# Requirements
Check every line of the material below for the string "icon", and return the ones that have it.

-- START Dataset content --

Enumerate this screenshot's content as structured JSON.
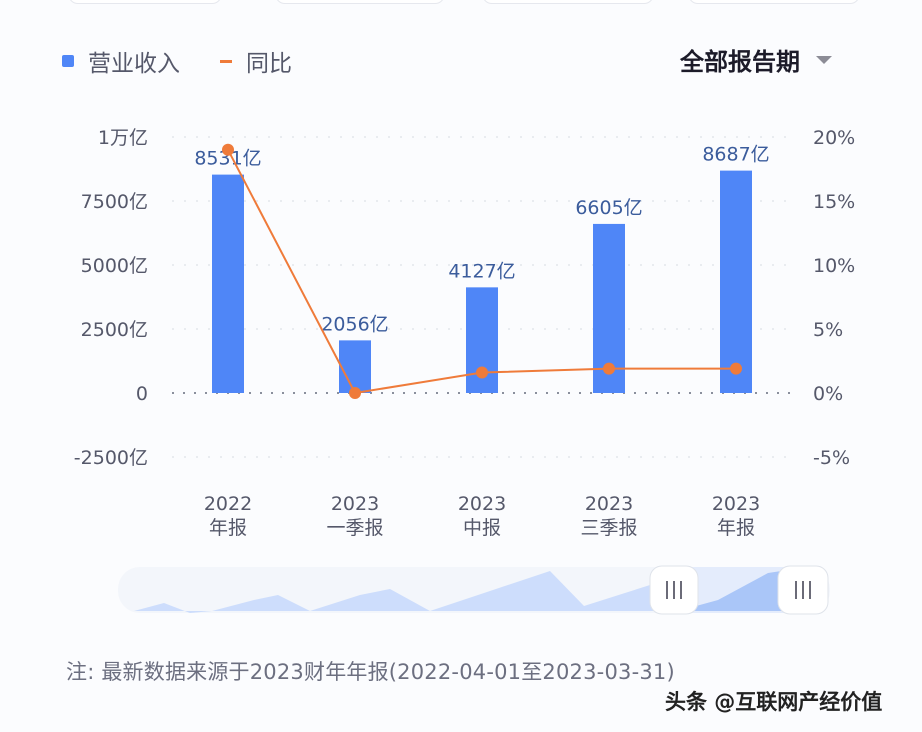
{
  "legend": {
    "bar_label": "营业收入",
    "line_label": "同比"
  },
  "period_selector": {
    "label": "全部报告期"
  },
  "chart_data": {
    "type": "bar+line",
    "categories": [
      "2022 年报",
      "2023 一季报",
      "2023 中报",
      "2023 三季报",
      "2023 年报"
    ],
    "category_lines": [
      [
        "2022",
        "年报"
      ],
      [
        "2023",
        "一季报"
      ],
      [
        "2023",
        "中报"
      ],
      [
        "2023",
        "三季报"
      ],
      [
        "2023",
        "年报"
      ]
    ],
    "series": [
      {
        "name": "营业收入",
        "type": "bar",
        "axis": "left",
        "unit": "亿",
        "values": [
          8531,
          2056,
          4127,
          6605,
          8687
        ],
        "labels": [
          "8531亿",
          "2056亿",
          "4127亿",
          "6605亿",
          "8687亿"
        ],
        "color": "#4f86f7"
      },
      {
        "name": "同比",
        "type": "line",
        "axis": "right",
        "unit": "%",
        "values": [
          19.0,
          0.0,
          1.6,
          1.9,
          1.9
        ],
        "color": "#ef7b3a"
      }
    ],
    "left_axis": {
      "ticks": [
        "1万亿",
        "7500亿",
        "5000亿",
        "2500亿",
        "0",
        "-2500亿"
      ],
      "range": [
        -2500,
        10000
      ]
    },
    "right_axis": {
      "ticks": [
        "20%",
        "15%",
        "10%",
        "5%",
        "0%",
        "-5%"
      ],
      "range": [
        -5,
        20
      ]
    },
    "grid": "dotted horizontal",
    "legend_position": "top-left"
  },
  "slider": {
    "handle_left_icon": "grip-icon",
    "handle_right_icon": "grip-icon"
  },
  "footer": {
    "note": "注: 最新数据来源于2023财年年报(2022-04-01至2023-03-31)",
    "watermark": "头条 @互联网产经价值"
  }
}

-- END Dataset content --

# Expected answer
    "handle_left_icon": "grip-icon",
    "handle_right_icon": "grip-icon"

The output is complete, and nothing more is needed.